#### EXERCISE DETAILS
Nothing but the records, transcribed exactly, should appear in the answer; leave the pictures out.

(Extracts from a graphics dataset)
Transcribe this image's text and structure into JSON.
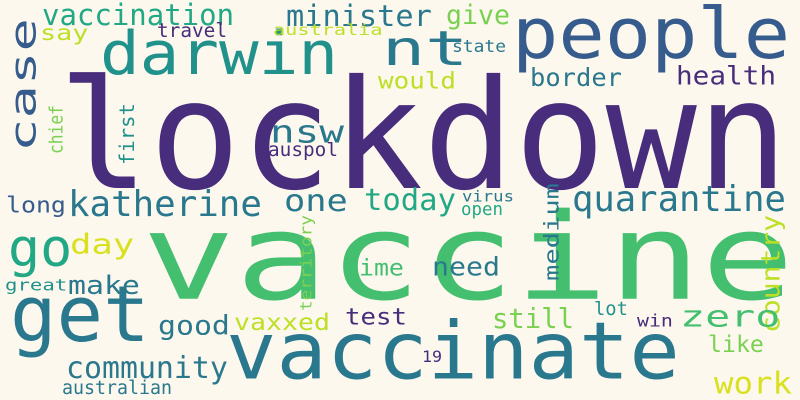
{
  "background": "#fdf8ee",
  "palette": {
    "dark_purple": "#472d7b",
    "blue": "#3b5c8b",
    "steel_blue": "#365c8d",
    "teal": "#2a788e",
    "green_teal": "#21918c",
    "sea_green": "#22a884",
    "green": "#44bf70",
    "lime": "#7ad151",
    "yellow_green": "#bddf26",
    "yellow": "#d9e11f"
  },
  "words": [
    {
      "text": "lockdown",
      "color": "#472d7b",
      "rotated": false
    },
    {
      "text": "vaccine",
      "color": "#44bf70",
      "rotated": false
    },
    {
      "text": "people",
      "color": "#365c8d",
      "rotated": false
    },
    {
      "text": "get",
      "color": "#2a788e",
      "rotated": false
    },
    {
      "text": "vaccinate",
      "color": "#2a788e",
      "rotated": false
    },
    {
      "text": "darwin",
      "color": "#21918c",
      "rotated": false
    },
    {
      "text": "nt",
      "color": "#2a788e",
      "rotated": false
    },
    {
      "text": "case",
      "color": "#365c8d",
      "rotated": true
    },
    {
      "text": "go",
      "color": "#22a884",
      "rotated": false
    },
    {
      "text": "katherine",
      "color": "#2a788e",
      "rotated": false
    },
    {
      "text": "one",
      "color": "#2a788e",
      "rotated": false
    },
    {
      "text": "quarantine",
      "color": "#2a788e",
      "rotated": false
    },
    {
      "text": "community",
      "color": "#2a788e",
      "rotated": false
    },
    {
      "text": "today",
      "color": "#22a884",
      "rotated": false
    },
    {
      "text": "vaccination",
      "color": "#22a884",
      "rotated": false
    },
    {
      "text": "minister",
      "color": "#2a788e",
      "rotated": false
    },
    {
      "text": "give",
      "color": "#7ad151",
      "rotated": false
    },
    {
      "text": "health",
      "color": "#472d7b",
      "rotated": false
    },
    {
      "text": "border",
      "color": "#2a788e",
      "rotated": false
    },
    {
      "text": "would",
      "color": "#bddf26",
      "rotated": false
    },
    {
      "text": "nsw",
      "color": "#2a788e",
      "rotated": false
    },
    {
      "text": "first",
      "color": "#21918c",
      "rotated": true
    },
    {
      "text": "chief",
      "color": "#7ad151",
      "rotated": true
    },
    {
      "text": "say",
      "color": "#bddf26",
      "rotated": false
    },
    {
      "text": "travel",
      "color": "#472d7b",
      "rotated": false
    },
    {
      "text": "australia",
      "color": "#bddf26",
      "rotated": false
    },
    {
      "text": "state",
      "color": "#2a788e",
      "rotated": false
    },
    {
      "text": "auspol",
      "color": "#472d7b",
      "rotated": false
    },
    {
      "text": "long",
      "color": "#365c8d",
      "rotated": false
    },
    {
      "text": "virus",
      "color": "#2a788e",
      "rotated": false
    },
    {
      "text": "open",
      "color": "#22a884",
      "rotated": false
    },
    {
      "text": "day",
      "color": "#d9e11f",
      "rotated": false
    },
    {
      "text": "make",
      "color": "#2a788e",
      "rotated": false
    },
    {
      "text": "great",
      "color": "#21918c",
      "rotated": false
    },
    {
      "text": "territory",
      "color": "#7ad151",
      "rotated": true
    },
    {
      "text": "time",
      "color": "#44bf70",
      "rotated": false
    },
    {
      "text": "need",
      "color": "#2a788e",
      "rotated": false
    },
    {
      "text": "medium",
      "color": "#2a788e",
      "rotated": true
    },
    {
      "text": "country",
      "color": "#bddf26",
      "rotated": true
    },
    {
      "text": "still",
      "color": "#7ad151",
      "rotated": false
    },
    {
      "text": "zero",
      "color": "#44bf70",
      "rotated": false
    },
    {
      "text": "lot",
      "color": "#21918c",
      "rotated": false
    },
    {
      "text": "win",
      "color": "#472d7b",
      "rotated": false
    },
    {
      "text": "good",
      "color": "#2a788e",
      "rotated": false
    },
    {
      "text": "vaxxed",
      "color": "#bddf26",
      "rotated": false
    },
    {
      "text": "test",
      "color": "#472d7b",
      "rotated": false
    },
    {
      "text": "like",
      "color": "#7ad151",
      "rotated": false
    },
    {
      "text": "work",
      "color": "#d9e11f",
      "rotated": false
    },
    {
      "text": "19",
      "color": "#472d7b",
      "rotated": false
    },
    {
      "text": "australian",
      "color": "#2a788e",
      "rotated": false
    }
  ]
}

#### RESPONSE TO THE TASK
Transcribe this image's text and structure into JSON.
{
  "background": "#fdf8ee",
  "palette": {
    "dark_purple": "#472d7b",
    "blue": "#3b5c8b",
    "steel_blue": "#365c8d",
    "teal": "#2a788e",
    "green_teal": "#21918c",
    "sea_green": "#22a884",
    "green": "#44bf70",
    "lime": "#7ad151",
    "yellow_green": "#bddf26",
    "yellow": "#d9e11f"
  },
  "words": [
    {
      "text": "lockdown",
      "color": "#472d7b",
      "rotated": false
    },
    {
      "text": "vaccine",
      "color": "#44bf70",
      "rotated": false
    },
    {
      "text": "people",
      "color": "#365c8d",
      "rotated": false
    },
    {
      "text": "get",
      "color": "#2a788e",
      "rotated": false
    },
    {
      "text": "vaccinate",
      "color": "#2a788e",
      "rotated": false
    },
    {
      "text": "darwin",
      "color": "#21918c",
      "rotated": false
    },
    {
      "text": "nt",
      "color": "#2a788e",
      "rotated": false
    },
    {
      "text": "case",
      "color": "#365c8d",
      "rotated": true
    },
    {
      "text": "go",
      "color": "#22a884",
      "rotated": false
    },
    {
      "text": "katherine",
      "color": "#2a788e",
      "rotated": false
    },
    {
      "text": "one",
      "color": "#2a788e",
      "rotated": false
    },
    {
      "text": "quarantine",
      "color": "#2a788e",
      "rotated": false
    },
    {
      "text": "community",
      "color": "#2a788e",
      "rotated": false
    },
    {
      "text": "today",
      "color": "#22a884",
      "rotated": false
    },
    {
      "text": "vaccination",
      "color": "#22a884",
      "rotated": false
    },
    {
      "text": "minister",
      "color": "#2a788e",
      "rotated": false
    },
    {
      "text": "give",
      "color": "#7ad151",
      "rotated": false
    },
    {
      "text": "health",
      "color": "#472d7b",
      "rotated": false
    },
    {
      "text": "border",
      "color": "#2a788e",
      "rotated": false
    },
    {
      "text": "would",
      "color": "#bddf26",
      "rotated": false
    },
    {
      "text": "nsw",
      "color": "#2a788e",
      "rotated": false
    },
    {
      "text": "first",
      "color": "#21918c",
      "rotated": true
    },
    {
      "text": "chief",
      "color": "#7ad151",
      "rotated": true
    },
    {
      "text": "say",
      "color": "#bddf26",
      "rotated": false
    },
    {
      "text": "travel",
      "color": "#472d7b",
      "rotated": false
    },
    {
      "text": "australia",
      "color": "#bddf26",
      "rotated": false
    },
    {
      "text": "state",
      "color": "#2a788e",
      "rotated": false
    },
    {
      "text": "auspol",
      "color": "#472d7b",
      "rotated": false
    },
    {
      "text": "long",
      "color": "#365c8d",
      "rotated": false
    },
    {
      "text": "virus",
      "color": "#2a788e",
      "rotated": false
    },
    {
      "text": "open",
      "color": "#22a884",
      "rotated": false
    },
    {
      "text": "day",
      "color": "#d9e11f",
      "rotated": false
    },
    {
      "text": "make",
      "color": "#2a788e",
      "rotated": false
    },
    {
      "text": "great",
      "color": "#21918c",
      "rotated": false
    },
    {
      "text": "territory",
      "color": "#7ad151",
      "rotated": true
    },
    {
      "text": "time",
      "color": "#44bf70",
      "rotated": false
    },
    {
      "text": "need",
      "color": "#2a788e",
      "rotated": false
    },
    {
      "text": "medium",
      "color": "#2a788e",
      "rotated": true
    },
    {
      "text": "country",
      "color": "#bddf26",
      "rotated": true
    },
    {
      "text": "still",
      "color": "#7ad151",
      "rotated": false
    },
    {
      "text": "zero",
      "color": "#44bf70",
      "rotated": false
    },
    {
      "text": "lot",
      "color": "#21918c",
      "rotated": false
    },
    {
      "text": "win",
      "color": "#472d7b",
      "rotated": false
    },
    {
      "text": "good",
      "color": "#2a788e",
      "rotated": false
    },
    {
      "text": "vaxxed",
      "color": "#bddf26",
      "rotated": false
    },
    {
      "text": "test",
      "color": "#472d7b",
      "rotated": false
    },
    {
      "text": "like",
      "color": "#7ad151",
      "rotated": false
    },
    {
      "text": "work",
      "color": "#d9e11f",
      "rotated": false
    },
    {
      "text": "19",
      "color": "#472d7b",
      "rotated": false
    },
    {
      "text": "australian",
      "color": "#2a788e",
      "rotated": false
    }
  ]
}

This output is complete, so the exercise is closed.